Your objective –
Leaving out the pictures, retype all the material exactly.
○ ○ ○ ○ ○ ○ ○
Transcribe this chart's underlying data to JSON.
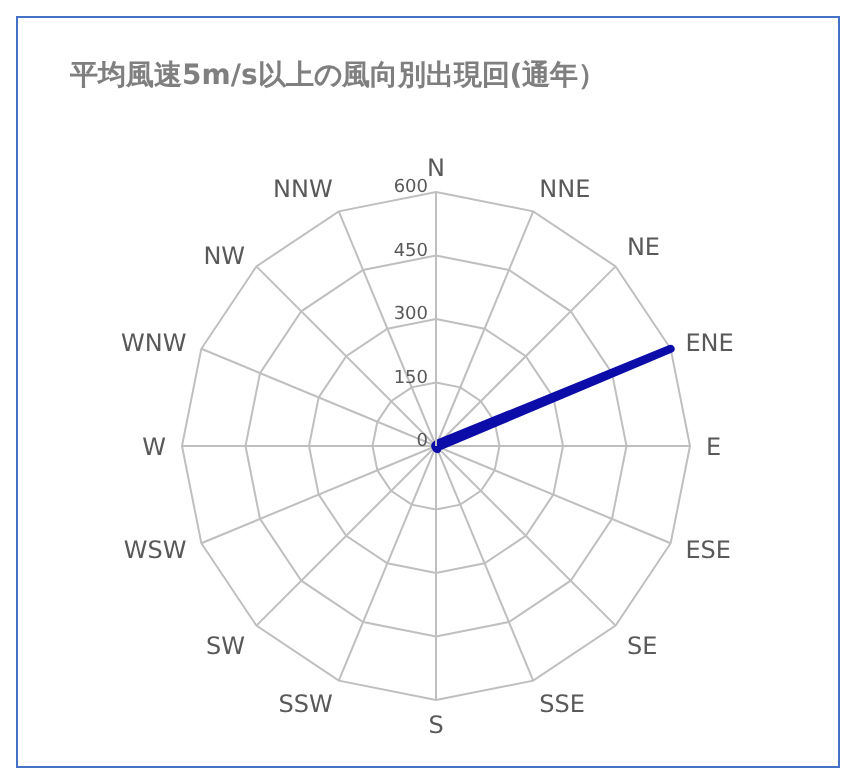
{
  "chart_data": {
    "type": "radar",
    "title": "平均風速5m/s以上の風向別出現回(通年）",
    "categories": [
      "N",
      "NNE",
      "NE",
      "ENE",
      "E",
      "ESE",
      "SE",
      "SSE",
      "S",
      "SSW",
      "SW",
      "WSW",
      "W",
      "WNW",
      "NW",
      "NNW"
    ],
    "series": [
      {
        "color": "#0c0ca8",
        "values": [
          2,
          5,
          10,
          600,
          10,
          5,
          5,
          8,
          5,
          2,
          2,
          2,
          2,
          2,
          2,
          2
        ]
      }
    ],
    "ylim": [
      0,
      600
    ],
    "yticks": [
      0,
      150,
      300,
      450,
      600
    ],
    "grid": true,
    "legend": false,
    "marker": "none"
  }
}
○ ○ ○ ○ ○ ○ ○
Answer to this task –
Transcribe this chart's underlying data to JSON.
{
  "chart_data": {
    "type": "radar",
    "title": "平均風速5m/s以上の風向別出現回(通年）",
    "categories": [
      "N",
      "NNE",
      "NE",
      "ENE",
      "E",
      "ESE",
      "SE",
      "SSE",
      "S",
      "SSW",
      "SW",
      "WSW",
      "W",
      "WNW",
      "NW",
      "NNW"
    ],
    "series": [
      {
        "color": "#0c0ca8",
        "values": [
          2,
          5,
          10,
          600,
          10,
          5,
          5,
          8,
          5,
          2,
          2,
          2,
          2,
          2,
          2,
          2
        ]
      }
    ],
    "ylim": [
      0,
      600
    ],
    "yticks": [
      0,
      150,
      300,
      450,
      600
    ],
    "grid": true,
    "legend": false,
    "marker": "none"
  }
}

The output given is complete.